Exercise
Please copy out all the lines below word for word, leaving out the pictures.

******

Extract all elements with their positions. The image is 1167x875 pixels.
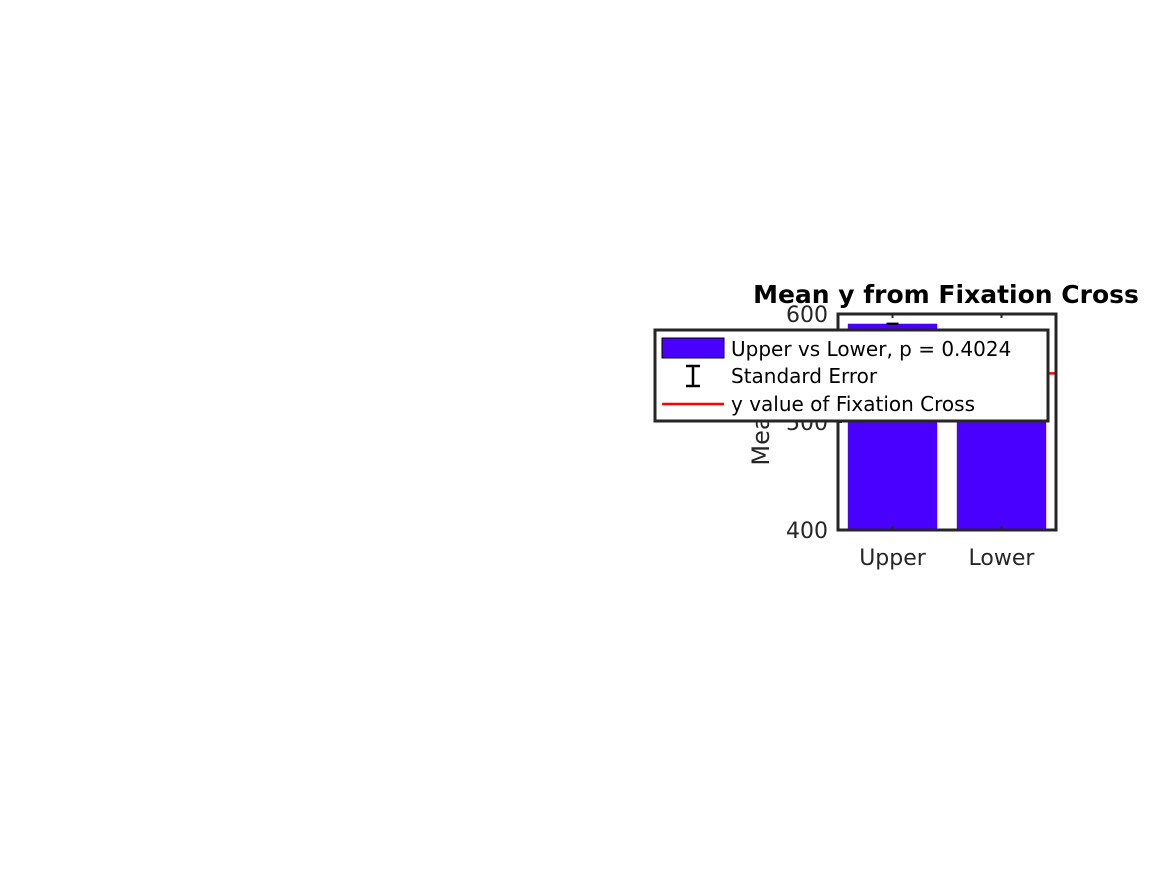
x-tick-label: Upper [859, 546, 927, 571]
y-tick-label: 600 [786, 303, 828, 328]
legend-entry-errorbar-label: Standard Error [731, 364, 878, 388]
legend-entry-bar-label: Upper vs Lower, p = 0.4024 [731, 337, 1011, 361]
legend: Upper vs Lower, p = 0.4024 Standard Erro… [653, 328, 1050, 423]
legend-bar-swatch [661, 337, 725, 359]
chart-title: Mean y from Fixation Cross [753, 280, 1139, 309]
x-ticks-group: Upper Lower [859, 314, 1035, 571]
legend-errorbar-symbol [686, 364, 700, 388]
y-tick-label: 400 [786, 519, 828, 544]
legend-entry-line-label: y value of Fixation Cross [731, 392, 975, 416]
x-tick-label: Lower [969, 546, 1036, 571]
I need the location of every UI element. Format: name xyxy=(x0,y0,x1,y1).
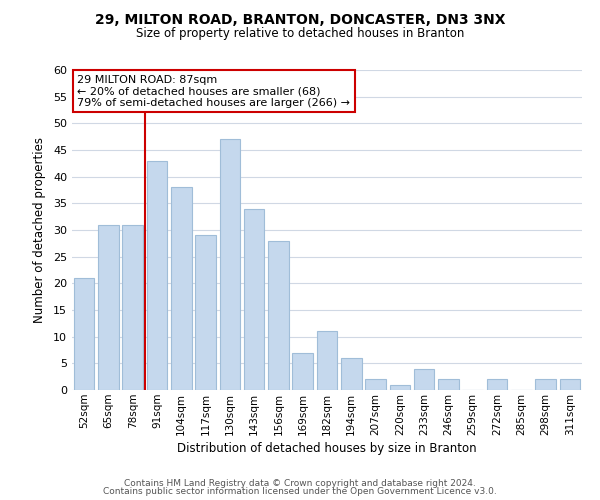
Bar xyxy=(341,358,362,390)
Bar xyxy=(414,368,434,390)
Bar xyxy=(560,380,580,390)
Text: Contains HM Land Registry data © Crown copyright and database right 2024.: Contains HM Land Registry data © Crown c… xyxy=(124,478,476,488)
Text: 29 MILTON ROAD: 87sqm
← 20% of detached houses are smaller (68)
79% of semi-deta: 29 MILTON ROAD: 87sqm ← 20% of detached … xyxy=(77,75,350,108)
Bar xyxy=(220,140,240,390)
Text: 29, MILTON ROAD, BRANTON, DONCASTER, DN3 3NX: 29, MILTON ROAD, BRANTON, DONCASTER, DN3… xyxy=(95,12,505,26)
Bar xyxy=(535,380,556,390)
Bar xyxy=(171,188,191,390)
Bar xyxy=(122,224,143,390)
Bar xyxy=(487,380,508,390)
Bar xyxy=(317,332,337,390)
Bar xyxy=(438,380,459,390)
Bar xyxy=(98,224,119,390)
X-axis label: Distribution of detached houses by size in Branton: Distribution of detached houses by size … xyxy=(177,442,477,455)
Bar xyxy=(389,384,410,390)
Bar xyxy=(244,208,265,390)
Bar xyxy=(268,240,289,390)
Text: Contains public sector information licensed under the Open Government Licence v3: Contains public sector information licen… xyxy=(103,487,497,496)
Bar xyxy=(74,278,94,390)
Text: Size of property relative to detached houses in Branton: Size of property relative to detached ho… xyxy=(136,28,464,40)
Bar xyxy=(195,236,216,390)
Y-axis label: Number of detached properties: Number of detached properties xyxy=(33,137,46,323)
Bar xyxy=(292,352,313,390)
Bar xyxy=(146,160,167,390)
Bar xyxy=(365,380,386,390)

******

Expected output
Extract all elements with their positions. The image is 1167x875 pixels.
x-tick-label: Upper [859, 546, 927, 571]
y-tick-label: 600 [786, 303, 828, 328]
legend-entry-errorbar-label: Standard Error [731, 364, 878, 388]
legend-entry-bar-label: Upper vs Lower, p = 0.4024 [731, 337, 1011, 361]
legend: Upper vs Lower, p = 0.4024 Standard Erro… [653, 328, 1050, 423]
legend-bar-swatch [661, 337, 725, 359]
chart-title: Mean y from Fixation Cross [753, 280, 1139, 309]
x-ticks-group: Upper Lower [859, 314, 1035, 571]
legend-errorbar-symbol [686, 364, 700, 388]
y-tick-label: 400 [786, 519, 828, 544]
legend-entry-line-label: y value of Fixation Cross [731, 392, 975, 416]
x-tick-label: Lower [969, 546, 1036, 571]
I need the location of every UI element. Format: name xyxy=(x0,y0,x1,y1).
Bar xyxy=(341,358,362,390)
Bar xyxy=(414,368,434,390)
Bar xyxy=(560,380,580,390)
Text: Contains HM Land Registry data © Crown copyright and database right 2024.: Contains HM Land Registry data © Crown c… xyxy=(124,478,476,488)
Text: 29 MILTON ROAD: 87sqm
← 20% of detached houses are smaller (68)
79% of semi-deta: 29 MILTON ROAD: 87sqm ← 20% of detached … xyxy=(77,75,350,108)
Bar xyxy=(220,140,240,390)
Text: 29, MILTON ROAD, BRANTON, DONCASTER, DN3 3NX: 29, MILTON ROAD, BRANTON, DONCASTER, DN3… xyxy=(95,12,505,26)
Bar xyxy=(535,380,556,390)
Bar xyxy=(171,188,191,390)
Bar xyxy=(122,224,143,390)
Bar xyxy=(487,380,508,390)
Bar xyxy=(317,332,337,390)
Bar xyxy=(438,380,459,390)
Bar xyxy=(98,224,119,390)
X-axis label: Distribution of detached houses by size in Branton: Distribution of detached houses by size … xyxy=(177,442,477,455)
Bar xyxy=(389,384,410,390)
Bar xyxy=(244,208,265,390)
Bar xyxy=(268,240,289,390)
Text: Contains public sector information licensed under the Open Government Licence v3: Contains public sector information licen… xyxy=(103,487,497,496)
Bar xyxy=(74,278,94,390)
Text: Size of property relative to detached houses in Branton: Size of property relative to detached ho… xyxy=(136,28,464,40)
Bar xyxy=(195,236,216,390)
Y-axis label: Number of detached properties: Number of detached properties xyxy=(33,137,46,323)
Bar xyxy=(292,352,313,390)
Bar xyxy=(146,160,167,390)
Bar xyxy=(365,380,386,390)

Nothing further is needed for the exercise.